» The request:
Below are entries. Pull out all lines containing "title".

» Figure record extracts:

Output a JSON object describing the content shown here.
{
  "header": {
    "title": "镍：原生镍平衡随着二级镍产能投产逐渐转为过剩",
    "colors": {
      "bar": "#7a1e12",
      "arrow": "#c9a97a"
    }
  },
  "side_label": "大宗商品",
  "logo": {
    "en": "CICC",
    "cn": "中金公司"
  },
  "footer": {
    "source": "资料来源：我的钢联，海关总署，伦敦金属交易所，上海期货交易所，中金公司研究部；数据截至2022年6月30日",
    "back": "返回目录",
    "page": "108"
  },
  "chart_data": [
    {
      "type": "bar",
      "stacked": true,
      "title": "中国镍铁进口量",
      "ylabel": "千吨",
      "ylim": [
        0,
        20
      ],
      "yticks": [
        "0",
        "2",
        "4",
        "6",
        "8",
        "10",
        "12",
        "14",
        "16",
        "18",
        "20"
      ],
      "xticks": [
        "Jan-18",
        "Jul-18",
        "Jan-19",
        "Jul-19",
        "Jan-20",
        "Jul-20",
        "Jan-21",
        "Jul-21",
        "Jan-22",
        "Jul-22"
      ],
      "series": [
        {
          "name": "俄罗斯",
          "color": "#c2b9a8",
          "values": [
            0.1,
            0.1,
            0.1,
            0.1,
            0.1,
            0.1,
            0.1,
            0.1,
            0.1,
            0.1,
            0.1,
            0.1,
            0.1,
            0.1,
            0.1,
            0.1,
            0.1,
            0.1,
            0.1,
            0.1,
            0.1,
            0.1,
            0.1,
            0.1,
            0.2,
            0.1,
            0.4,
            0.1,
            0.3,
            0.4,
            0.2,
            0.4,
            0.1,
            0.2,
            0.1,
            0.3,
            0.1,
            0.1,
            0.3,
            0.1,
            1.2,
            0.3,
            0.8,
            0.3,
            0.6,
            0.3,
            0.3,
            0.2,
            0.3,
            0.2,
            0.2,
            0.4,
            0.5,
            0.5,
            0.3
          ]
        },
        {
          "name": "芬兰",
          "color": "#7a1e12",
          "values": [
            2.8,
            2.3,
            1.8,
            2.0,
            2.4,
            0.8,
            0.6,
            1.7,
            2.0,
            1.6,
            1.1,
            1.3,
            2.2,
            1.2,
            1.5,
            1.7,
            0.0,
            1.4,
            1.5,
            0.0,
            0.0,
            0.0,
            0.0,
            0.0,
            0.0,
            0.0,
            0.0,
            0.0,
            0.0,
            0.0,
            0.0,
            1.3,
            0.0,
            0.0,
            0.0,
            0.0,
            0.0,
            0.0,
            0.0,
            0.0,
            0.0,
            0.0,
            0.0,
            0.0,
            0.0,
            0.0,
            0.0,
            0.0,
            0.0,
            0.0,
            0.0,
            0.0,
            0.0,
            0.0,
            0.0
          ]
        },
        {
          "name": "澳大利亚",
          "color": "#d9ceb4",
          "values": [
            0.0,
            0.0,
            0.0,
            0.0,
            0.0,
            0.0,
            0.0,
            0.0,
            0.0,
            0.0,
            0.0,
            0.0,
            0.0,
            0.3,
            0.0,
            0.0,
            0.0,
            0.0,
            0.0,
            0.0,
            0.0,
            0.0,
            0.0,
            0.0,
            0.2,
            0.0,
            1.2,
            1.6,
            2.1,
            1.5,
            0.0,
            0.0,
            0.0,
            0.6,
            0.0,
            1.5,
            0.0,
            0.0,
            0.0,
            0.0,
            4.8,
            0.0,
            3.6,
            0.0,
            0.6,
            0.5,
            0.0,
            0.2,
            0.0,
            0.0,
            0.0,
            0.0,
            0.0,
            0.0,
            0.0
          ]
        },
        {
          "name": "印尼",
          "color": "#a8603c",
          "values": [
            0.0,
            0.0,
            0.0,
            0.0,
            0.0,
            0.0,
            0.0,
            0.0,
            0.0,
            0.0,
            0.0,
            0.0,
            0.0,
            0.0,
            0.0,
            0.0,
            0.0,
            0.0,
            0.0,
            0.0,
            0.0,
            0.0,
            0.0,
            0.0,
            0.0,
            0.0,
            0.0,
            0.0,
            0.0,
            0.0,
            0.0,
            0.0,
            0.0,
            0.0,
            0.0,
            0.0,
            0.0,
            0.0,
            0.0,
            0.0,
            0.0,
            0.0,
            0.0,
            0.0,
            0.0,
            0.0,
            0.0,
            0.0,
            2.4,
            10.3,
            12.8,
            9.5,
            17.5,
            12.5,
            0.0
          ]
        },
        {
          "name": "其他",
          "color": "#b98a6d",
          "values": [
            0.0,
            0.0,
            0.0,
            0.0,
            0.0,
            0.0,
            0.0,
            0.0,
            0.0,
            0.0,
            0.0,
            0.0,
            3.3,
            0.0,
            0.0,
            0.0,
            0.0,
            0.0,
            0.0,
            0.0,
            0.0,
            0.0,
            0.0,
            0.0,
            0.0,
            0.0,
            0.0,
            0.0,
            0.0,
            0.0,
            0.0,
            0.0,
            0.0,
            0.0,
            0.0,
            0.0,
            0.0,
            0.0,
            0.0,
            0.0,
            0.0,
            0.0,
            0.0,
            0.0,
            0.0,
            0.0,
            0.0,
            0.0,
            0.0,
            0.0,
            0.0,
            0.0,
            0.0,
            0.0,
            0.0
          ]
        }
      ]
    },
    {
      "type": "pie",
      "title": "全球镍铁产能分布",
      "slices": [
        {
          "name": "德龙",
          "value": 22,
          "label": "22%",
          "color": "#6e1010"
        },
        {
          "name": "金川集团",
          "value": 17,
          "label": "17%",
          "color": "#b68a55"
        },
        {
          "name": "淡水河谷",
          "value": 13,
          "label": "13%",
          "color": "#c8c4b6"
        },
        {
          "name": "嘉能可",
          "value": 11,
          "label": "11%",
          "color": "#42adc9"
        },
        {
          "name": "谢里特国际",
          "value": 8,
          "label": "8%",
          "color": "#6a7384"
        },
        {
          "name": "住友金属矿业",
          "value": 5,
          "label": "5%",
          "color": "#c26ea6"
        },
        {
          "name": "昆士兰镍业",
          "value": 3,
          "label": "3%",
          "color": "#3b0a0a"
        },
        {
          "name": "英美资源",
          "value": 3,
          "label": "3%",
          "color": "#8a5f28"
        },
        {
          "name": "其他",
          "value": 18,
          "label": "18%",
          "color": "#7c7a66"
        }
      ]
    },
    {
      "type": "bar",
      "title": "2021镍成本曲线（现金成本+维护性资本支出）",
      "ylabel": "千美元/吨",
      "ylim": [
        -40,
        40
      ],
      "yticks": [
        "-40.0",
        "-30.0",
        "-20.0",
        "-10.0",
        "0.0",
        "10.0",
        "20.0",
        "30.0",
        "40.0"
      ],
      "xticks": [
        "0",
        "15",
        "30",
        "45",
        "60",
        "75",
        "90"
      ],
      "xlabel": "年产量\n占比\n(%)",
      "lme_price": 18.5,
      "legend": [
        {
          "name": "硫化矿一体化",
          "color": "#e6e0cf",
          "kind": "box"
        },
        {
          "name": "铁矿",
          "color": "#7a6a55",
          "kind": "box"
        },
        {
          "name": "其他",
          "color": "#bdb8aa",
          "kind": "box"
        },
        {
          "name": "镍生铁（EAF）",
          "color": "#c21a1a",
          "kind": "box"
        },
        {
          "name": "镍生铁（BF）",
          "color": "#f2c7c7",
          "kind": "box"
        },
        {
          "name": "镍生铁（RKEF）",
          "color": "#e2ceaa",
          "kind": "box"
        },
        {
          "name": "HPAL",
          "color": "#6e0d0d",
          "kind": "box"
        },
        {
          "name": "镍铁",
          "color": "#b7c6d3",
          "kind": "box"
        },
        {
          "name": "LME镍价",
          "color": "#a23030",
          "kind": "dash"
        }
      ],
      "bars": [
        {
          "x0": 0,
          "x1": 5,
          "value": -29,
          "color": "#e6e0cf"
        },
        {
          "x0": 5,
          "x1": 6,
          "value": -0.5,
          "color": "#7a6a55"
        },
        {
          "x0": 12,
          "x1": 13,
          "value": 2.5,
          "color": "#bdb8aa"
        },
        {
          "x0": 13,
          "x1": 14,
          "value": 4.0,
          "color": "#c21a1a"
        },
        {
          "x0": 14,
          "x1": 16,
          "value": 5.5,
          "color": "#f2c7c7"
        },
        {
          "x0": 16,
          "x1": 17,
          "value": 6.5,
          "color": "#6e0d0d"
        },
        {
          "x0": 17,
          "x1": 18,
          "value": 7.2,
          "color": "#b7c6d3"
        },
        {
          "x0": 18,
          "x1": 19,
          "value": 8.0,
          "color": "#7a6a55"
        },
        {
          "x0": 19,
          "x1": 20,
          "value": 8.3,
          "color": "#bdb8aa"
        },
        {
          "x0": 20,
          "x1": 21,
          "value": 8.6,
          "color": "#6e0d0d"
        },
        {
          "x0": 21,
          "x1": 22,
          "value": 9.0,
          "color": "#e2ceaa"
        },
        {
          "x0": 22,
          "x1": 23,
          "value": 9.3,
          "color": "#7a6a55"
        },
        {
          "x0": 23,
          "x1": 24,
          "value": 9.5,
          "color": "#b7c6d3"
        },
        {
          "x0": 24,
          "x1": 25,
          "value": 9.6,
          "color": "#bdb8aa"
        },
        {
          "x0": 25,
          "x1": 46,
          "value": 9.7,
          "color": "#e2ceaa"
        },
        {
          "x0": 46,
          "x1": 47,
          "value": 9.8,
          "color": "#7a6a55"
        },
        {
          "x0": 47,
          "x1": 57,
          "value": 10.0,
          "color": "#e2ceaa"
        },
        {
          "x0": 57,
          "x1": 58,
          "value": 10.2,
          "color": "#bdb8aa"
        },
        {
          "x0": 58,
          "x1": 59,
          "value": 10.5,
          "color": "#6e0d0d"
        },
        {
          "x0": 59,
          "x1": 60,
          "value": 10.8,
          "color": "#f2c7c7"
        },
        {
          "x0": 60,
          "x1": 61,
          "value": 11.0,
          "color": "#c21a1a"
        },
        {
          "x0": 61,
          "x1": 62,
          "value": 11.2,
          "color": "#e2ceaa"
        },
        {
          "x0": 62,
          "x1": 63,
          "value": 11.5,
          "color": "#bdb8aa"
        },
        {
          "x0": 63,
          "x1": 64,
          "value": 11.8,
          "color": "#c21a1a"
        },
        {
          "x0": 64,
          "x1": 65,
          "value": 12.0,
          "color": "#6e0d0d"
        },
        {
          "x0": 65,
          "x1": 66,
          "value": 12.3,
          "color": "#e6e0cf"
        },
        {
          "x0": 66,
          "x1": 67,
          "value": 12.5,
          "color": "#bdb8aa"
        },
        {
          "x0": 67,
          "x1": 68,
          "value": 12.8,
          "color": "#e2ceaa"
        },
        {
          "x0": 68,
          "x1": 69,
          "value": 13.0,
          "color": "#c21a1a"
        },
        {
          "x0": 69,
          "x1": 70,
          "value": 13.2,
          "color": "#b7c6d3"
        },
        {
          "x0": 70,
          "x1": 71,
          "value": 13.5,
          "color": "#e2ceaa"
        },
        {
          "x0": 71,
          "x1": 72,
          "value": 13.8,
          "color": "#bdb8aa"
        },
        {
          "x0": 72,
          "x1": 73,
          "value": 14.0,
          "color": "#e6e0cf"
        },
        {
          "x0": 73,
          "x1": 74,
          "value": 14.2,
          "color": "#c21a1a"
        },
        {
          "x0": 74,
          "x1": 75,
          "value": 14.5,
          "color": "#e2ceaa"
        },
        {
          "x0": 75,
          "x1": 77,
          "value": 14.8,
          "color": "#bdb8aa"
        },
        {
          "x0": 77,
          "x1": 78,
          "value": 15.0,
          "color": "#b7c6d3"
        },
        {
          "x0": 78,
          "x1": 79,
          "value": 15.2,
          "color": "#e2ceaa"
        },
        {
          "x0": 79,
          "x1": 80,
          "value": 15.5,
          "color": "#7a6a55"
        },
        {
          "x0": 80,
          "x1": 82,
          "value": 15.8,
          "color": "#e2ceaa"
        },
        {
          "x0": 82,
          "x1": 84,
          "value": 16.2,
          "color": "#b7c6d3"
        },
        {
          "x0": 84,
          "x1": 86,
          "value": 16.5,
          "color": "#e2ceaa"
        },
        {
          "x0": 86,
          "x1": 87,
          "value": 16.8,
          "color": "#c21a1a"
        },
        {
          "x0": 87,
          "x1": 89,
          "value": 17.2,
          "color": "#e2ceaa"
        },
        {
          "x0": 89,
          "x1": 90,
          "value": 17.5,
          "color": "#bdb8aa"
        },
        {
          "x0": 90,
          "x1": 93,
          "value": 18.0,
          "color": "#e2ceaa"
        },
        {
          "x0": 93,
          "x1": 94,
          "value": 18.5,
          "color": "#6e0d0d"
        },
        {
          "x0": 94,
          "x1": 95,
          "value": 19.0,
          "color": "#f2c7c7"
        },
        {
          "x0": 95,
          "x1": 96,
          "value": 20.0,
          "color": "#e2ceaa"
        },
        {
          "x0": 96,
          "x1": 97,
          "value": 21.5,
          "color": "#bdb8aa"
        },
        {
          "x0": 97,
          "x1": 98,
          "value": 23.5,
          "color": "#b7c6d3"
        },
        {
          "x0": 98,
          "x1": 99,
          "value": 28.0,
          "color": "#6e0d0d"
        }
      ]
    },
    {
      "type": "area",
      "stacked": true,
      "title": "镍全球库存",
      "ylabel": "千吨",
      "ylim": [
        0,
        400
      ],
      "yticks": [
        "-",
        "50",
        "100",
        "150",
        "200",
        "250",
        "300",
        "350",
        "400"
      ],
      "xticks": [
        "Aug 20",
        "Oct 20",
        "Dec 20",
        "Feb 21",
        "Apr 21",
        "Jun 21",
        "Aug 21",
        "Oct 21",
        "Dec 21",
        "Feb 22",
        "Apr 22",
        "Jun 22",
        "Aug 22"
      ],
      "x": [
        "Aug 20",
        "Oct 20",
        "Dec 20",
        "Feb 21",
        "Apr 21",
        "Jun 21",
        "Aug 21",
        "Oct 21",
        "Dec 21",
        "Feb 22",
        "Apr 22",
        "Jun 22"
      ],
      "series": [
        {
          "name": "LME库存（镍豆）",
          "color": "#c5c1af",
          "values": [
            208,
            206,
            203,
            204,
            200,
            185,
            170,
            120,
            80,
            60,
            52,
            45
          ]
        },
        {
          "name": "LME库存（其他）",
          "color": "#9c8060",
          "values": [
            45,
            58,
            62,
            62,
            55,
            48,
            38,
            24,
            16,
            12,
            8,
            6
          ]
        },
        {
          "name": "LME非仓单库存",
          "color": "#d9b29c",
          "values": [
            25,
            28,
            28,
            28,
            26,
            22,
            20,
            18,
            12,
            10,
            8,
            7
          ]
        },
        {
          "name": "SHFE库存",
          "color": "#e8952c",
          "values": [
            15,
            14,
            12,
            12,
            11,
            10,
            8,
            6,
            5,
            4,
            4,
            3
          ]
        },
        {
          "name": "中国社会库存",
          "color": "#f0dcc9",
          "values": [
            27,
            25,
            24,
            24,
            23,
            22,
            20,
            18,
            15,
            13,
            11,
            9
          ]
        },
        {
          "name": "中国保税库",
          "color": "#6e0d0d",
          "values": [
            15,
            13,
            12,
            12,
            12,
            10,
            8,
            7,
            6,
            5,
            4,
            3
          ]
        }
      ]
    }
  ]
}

» Task solution:
    "title": "镍：原生镍平衡随着二级镍产能投产逐渐转为过剩",
      "title": "中国镍铁进口量",
      "title": "全球镍铁产能分布",
      "title": "2021镍成本曲线（现金成本+维护性资本支出）",
      "title": "镍全球库存",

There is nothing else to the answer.